▶ **List of tasks**:
A) In the comments on UK energy politics, which party is described as the effective opposition party in parliament?
B) Please reproduce the comments on UK energy politics word for word, from "This is what comes" to "less economically viable…!".
C) Carry on writing the comments on UK energy politics from their last line.

▶ **Text section**:
Yes, given Milliband’s relatively good track record as minister for CC, he could and should have trumpeted and made more of it. They got stuck on the Stories narrative and never tried to break away, because we now have a closed echo ideology chamber in UK politics, hence the bedlam that has ensued now that Jeremy Corbyn has actually dared to talk about policies outside the prescribed ‘allowed’ ground.
Unfortunately I fear he won’t get in, but it would do enormous good if he did become labour leader. (For us comparisons, think Bernie Sanders) – he at least will suggest policies that really aren’t that far left, but are outside the neoliberal orthodoxy, including challenging tracking and nuclear and promoting RE
Their is an effective opposition party in parliament, it’s called the SNP party. However we look at Labour it has to change from being right led to left led. The UK population is constantly mislead by the media and the current election process is a good example of this.
In any case I could see a possible benefit if Labour splits and two parties form from the melee. One of these could join with the SNP and form a truly effective opposition against the current right led tory government.
This is what comes from voting in conservatives. Whether it is the UK, USA or Australia, they are all the same. The public wants renewable energy. But they don’t vote it. Conservatives in this day and age win elections by appealing to people’s fear and hatred of minorities. This is what we end up with. It’s sickening. Progress on clean energy is being stopped in places all over the world where the public says that they want it.
A hot topic on this site and understandably why. Rudd completely out of here depth in this department and nothing more than a puppet to be discarded at the right time when things go wrong.
Fracking, have they not noticed that oil price per barrel has gone down which makes fracking less economically viable…!
A clever move by Ewing and Sargeant, as Rudd is committed on paper to the rhetoric of “local communities”. She may well cave on this. The argument also strategically undermines the London Tory conviction, based on no evidence, that wind and solar farms are unpopular with their host rural communities.

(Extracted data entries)

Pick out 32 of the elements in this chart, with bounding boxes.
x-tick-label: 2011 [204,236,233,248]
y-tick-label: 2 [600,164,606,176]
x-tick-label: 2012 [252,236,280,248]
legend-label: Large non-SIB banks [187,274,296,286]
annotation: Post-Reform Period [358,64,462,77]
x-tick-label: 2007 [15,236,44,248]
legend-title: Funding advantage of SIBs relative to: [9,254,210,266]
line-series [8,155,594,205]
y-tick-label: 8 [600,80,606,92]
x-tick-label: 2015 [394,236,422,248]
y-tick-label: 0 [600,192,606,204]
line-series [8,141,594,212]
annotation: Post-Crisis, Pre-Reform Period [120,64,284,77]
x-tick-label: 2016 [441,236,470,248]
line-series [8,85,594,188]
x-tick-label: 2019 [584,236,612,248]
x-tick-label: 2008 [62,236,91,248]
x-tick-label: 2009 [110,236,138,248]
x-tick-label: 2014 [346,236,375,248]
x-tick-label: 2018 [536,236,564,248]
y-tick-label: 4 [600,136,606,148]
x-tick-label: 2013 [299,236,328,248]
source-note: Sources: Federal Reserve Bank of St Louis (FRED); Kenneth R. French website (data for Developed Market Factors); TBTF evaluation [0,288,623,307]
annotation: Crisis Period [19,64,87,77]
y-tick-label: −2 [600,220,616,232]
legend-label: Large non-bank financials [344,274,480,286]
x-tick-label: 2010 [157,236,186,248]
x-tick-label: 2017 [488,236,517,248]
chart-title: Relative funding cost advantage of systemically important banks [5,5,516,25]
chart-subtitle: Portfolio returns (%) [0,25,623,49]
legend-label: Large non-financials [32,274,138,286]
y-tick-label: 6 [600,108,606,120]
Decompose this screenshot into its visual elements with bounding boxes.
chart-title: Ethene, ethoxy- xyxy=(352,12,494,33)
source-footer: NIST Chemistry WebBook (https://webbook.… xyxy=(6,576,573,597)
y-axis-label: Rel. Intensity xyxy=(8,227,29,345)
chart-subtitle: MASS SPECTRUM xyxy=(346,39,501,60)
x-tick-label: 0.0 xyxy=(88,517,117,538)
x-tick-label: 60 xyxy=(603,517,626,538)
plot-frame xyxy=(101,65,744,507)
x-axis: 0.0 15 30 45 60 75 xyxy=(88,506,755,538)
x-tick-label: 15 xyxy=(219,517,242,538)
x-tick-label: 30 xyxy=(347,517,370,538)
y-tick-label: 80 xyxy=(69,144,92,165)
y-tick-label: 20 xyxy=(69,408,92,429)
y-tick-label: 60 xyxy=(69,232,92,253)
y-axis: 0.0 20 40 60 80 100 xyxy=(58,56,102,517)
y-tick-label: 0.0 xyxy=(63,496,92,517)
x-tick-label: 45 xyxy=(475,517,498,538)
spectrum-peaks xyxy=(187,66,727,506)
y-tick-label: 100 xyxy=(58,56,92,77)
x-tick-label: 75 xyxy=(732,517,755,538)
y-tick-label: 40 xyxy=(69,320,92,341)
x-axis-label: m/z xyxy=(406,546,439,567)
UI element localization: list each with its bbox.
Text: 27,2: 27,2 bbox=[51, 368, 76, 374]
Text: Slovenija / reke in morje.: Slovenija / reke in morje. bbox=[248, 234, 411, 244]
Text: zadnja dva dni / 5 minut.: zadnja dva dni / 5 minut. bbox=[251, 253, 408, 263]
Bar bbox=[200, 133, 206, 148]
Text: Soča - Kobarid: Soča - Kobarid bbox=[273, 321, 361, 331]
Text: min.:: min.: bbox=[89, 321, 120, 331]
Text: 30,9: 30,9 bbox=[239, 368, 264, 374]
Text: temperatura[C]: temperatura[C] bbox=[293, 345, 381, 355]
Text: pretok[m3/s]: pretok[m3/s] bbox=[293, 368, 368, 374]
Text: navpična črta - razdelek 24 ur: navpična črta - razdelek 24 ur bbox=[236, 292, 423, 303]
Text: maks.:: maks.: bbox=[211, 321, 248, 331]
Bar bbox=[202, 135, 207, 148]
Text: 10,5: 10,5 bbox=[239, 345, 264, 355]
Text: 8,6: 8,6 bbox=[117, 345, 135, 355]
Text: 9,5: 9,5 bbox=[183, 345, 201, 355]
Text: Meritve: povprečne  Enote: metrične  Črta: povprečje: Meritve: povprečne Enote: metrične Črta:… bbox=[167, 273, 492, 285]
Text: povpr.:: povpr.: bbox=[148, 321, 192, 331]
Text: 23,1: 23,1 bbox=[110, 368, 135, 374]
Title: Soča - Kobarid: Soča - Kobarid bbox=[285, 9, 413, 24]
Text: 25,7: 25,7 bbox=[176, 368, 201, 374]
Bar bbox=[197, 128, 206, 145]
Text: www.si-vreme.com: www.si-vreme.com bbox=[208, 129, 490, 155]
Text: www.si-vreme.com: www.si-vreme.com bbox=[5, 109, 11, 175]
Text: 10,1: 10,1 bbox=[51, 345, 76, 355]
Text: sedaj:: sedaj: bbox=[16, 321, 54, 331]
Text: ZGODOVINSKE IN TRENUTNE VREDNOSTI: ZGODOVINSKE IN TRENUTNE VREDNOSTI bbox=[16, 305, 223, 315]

▶ **Task responses**:
A) The SNP.

B)
This is what comes from voting in conservatives. Whether it is the UK, USA or Australia, they are all the same. The public wants renewable energy. But they don’t vote it. Conservatives in this day and age win elections by appealing to people’s fear and hatred of minorities. This is what we end up with. It’s sickening. Progress on clean energy is being stopped in places all over the world where the public says that they want it.
A hot topic on this site and understandably why. Rudd completely out of here depth in this department and nothing more than a puppet to be discarded at the right time when things go wrong.
Fracking, have they not noticed that oil price per barrel has gone down which makes fracking less economically viable…!

C)
They would of course be even more popular if the same communities in England and Wales kept the increased local property tax receipts, as they do in Scotland, instead of watching them disappear to Whitehall thanks to one of Mrs.Thatcher’s worse ideas.
But they made one mistake.
“Local ownership gives communities more control over their own energy and will help us tackle challenges like grid constraints and fuel poverty”
Tory’s, similar to many GOP, are all about big centralized power; because it keep the money/power in fewer hands. From their stand point local ownership/control is bad; it is a big part of what caused so many German utilities to lose money on their coal assets.
THe Tories don’t care. They’re commited to the private destruction of RE, in favour of FF, because it’s in the interests of their backers.
Hence despite all the rhetoric about local communities haviong the final say for Wind farms, they’re going to ride roughshod over local communities about fracking.
I’m afraid I don’t see this as a clever move at all. It’s the only move unfortunately. And I don’t think it will work. Osborne (the one really pulling the strings) is committed to his economically illiterate “austerity” drive and to keep the flow of wealth from the majority to the economic elite (which has been the fastest in history since the recession – all the while whilst living standards for the majority fall).
They are committed to destruction of state spending, except on toys (i.e. defense where it becomes a willy waving competition, like Trident), and centralisation of power into westminster. That is what the Tories and the neoliberal agenda is all about.